# big red oak !



## PAF (Jan 27, 2008)

32inch !
i cut it with my homelite 922 super xl 77cc 
with a 16inch blade  too small 




[/url][/IMG]


----------



## wdchuck (Jan 27, 2008)

Plenty of power, just a leeetle longer bar though. Nice log, ripe candidate for a CSM with that Homey.


----------



## Dadatwins (Jan 27, 2008)

Great saw, I would invest in a 24" bar & chain for that bad boy, it will handle it just fine. What is all that white stuff on the ground????  Be careful.


----------



## PAF (Jan 30, 2008)

yeah I will buy a 18or20 inch soon because i got only a 16inch for 2 saw...


----------



## Roteiche (Feb 18, 2008)

PAF said:


> yeah I will buy a 18or20 inch soon because i got only a 16inch for 2 saw...






...my tree. (It means: a nice pic).


----------



## PAF (Feb 27, 2008)

i bought a 18inch bar !!! now i got a bar for my other 922 !!
i got one with a 16inch bar for my competition  and the other with the 18inch bar for firewood !


----------



## Haywire Haywood (Feb 27, 2008)

Not much difference between a 16 and an 18. Why didn't you go with a 24 so you'd have some reach with your second saw?

Ian


----------



## PAF (Feb 29, 2008)

*.*

I bough it because I got a good deal on ebay...new 18inch bar with 5 chain
for 75$ shipping include
maybe I'll buy another homelite 922 super xl on ebay...I will repair it and maybe put a 20-24 inch bar


----------



## Haywire Haywood (Feb 29, 2008)

Ah, I see what you're doing now. Good excuse for another saw... LOL buy a longer bar and a new power head for an accessory.

Ian


----------



## olyman (Mar 2, 2008)

Haywire Haywood said:


> Ah, I see what you're doing now. Good excuse for another saw... LOL buy a longer bar and a new power head for an accessory.
> 
> Ian


 you do know ian--thsi forum is reallllll bad for that addiction!!!!!!!!!!!!!


----------

Task details :: Rewrite the passage of the big red oak forum thread starting at "## PAF (Feb 27, 2008)" and ending at "for firewood !", replacing "firewood" with "lumber".

Information supplied ::
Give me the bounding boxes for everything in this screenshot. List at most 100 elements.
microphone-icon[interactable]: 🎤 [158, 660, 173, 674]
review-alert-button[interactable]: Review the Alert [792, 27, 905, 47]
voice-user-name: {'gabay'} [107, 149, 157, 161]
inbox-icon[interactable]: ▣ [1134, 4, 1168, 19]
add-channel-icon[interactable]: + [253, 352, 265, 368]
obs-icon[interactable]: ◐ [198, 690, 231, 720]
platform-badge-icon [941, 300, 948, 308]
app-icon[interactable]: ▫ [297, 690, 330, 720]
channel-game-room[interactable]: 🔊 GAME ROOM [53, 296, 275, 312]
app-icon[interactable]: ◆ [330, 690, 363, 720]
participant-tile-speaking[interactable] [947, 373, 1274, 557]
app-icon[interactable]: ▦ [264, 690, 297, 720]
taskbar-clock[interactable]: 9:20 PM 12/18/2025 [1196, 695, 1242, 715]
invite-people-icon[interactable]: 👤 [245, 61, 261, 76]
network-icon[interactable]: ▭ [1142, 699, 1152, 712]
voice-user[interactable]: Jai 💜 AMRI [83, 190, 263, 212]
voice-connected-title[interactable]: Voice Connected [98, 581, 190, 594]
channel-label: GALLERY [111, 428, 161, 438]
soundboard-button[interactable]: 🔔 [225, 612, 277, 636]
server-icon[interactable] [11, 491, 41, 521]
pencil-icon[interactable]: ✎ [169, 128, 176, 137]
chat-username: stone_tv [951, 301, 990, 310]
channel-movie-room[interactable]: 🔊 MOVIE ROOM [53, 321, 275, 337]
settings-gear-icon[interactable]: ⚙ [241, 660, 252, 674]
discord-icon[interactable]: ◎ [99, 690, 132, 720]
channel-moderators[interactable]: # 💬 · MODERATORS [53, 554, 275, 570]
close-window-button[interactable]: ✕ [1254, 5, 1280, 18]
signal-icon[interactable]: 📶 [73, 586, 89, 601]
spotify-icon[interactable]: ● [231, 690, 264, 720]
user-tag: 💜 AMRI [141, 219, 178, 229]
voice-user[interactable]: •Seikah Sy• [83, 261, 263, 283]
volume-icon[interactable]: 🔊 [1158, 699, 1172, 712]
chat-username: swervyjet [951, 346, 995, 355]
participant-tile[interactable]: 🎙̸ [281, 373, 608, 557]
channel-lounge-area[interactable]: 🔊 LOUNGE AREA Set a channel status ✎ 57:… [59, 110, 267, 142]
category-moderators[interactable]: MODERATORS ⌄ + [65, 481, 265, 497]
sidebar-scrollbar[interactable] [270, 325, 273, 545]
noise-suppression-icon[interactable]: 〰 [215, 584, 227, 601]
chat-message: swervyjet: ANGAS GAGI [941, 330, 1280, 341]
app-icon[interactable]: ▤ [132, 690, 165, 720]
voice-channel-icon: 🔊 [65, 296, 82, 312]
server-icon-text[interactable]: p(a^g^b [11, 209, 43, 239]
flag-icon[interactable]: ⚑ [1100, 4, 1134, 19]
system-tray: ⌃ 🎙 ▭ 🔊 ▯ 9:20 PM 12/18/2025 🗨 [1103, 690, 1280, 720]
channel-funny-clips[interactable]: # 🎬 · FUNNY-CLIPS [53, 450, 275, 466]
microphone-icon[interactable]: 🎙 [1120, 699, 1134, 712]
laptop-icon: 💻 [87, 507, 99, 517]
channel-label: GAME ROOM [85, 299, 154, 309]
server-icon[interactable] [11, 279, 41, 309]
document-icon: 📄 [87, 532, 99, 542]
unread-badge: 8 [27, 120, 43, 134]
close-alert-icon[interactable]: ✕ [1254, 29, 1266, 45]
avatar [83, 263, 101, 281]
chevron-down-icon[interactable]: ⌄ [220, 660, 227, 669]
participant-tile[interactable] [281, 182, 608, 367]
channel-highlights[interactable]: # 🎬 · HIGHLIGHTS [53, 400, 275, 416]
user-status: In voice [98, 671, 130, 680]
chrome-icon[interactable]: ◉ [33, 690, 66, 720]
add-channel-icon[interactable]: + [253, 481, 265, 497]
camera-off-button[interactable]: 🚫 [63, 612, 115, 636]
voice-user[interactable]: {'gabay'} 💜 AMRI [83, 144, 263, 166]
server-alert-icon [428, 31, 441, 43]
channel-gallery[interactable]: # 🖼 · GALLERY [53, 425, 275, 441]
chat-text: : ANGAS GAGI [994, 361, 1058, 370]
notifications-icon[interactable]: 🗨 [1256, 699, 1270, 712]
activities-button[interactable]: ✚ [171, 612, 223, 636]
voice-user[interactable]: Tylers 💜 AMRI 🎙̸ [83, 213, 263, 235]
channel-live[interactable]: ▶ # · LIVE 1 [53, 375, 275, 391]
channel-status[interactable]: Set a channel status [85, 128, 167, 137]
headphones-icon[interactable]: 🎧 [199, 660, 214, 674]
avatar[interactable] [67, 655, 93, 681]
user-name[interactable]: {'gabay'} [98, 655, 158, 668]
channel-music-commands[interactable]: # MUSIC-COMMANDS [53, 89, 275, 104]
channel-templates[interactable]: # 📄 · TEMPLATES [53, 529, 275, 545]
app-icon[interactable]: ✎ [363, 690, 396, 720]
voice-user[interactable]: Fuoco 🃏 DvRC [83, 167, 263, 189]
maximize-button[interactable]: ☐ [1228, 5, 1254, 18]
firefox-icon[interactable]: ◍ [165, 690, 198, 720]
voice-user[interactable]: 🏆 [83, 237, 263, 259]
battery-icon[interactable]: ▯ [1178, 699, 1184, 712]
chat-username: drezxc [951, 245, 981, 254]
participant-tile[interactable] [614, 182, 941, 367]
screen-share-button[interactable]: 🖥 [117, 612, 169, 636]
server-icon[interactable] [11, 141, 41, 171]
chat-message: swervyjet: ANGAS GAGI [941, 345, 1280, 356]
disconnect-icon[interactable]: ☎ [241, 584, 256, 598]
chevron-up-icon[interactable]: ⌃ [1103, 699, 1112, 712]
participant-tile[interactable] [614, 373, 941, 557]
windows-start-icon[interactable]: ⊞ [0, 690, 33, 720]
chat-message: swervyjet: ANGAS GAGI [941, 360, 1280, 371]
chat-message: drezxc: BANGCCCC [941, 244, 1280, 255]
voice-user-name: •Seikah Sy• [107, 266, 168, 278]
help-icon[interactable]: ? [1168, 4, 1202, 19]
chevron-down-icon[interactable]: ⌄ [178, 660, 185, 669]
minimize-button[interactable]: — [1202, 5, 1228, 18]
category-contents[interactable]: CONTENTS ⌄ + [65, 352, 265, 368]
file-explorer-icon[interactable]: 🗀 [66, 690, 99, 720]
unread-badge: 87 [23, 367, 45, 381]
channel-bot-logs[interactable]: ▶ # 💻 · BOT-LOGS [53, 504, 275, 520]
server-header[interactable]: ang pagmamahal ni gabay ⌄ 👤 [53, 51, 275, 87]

Answer to this exercise ::
## PAF (Feb 27, 2008)

i bought a 18inch bar !!! now i got a bar for my other 922 !!
i got one with a 16inch bar for my competition  and the other with the 18inch bar for lumber !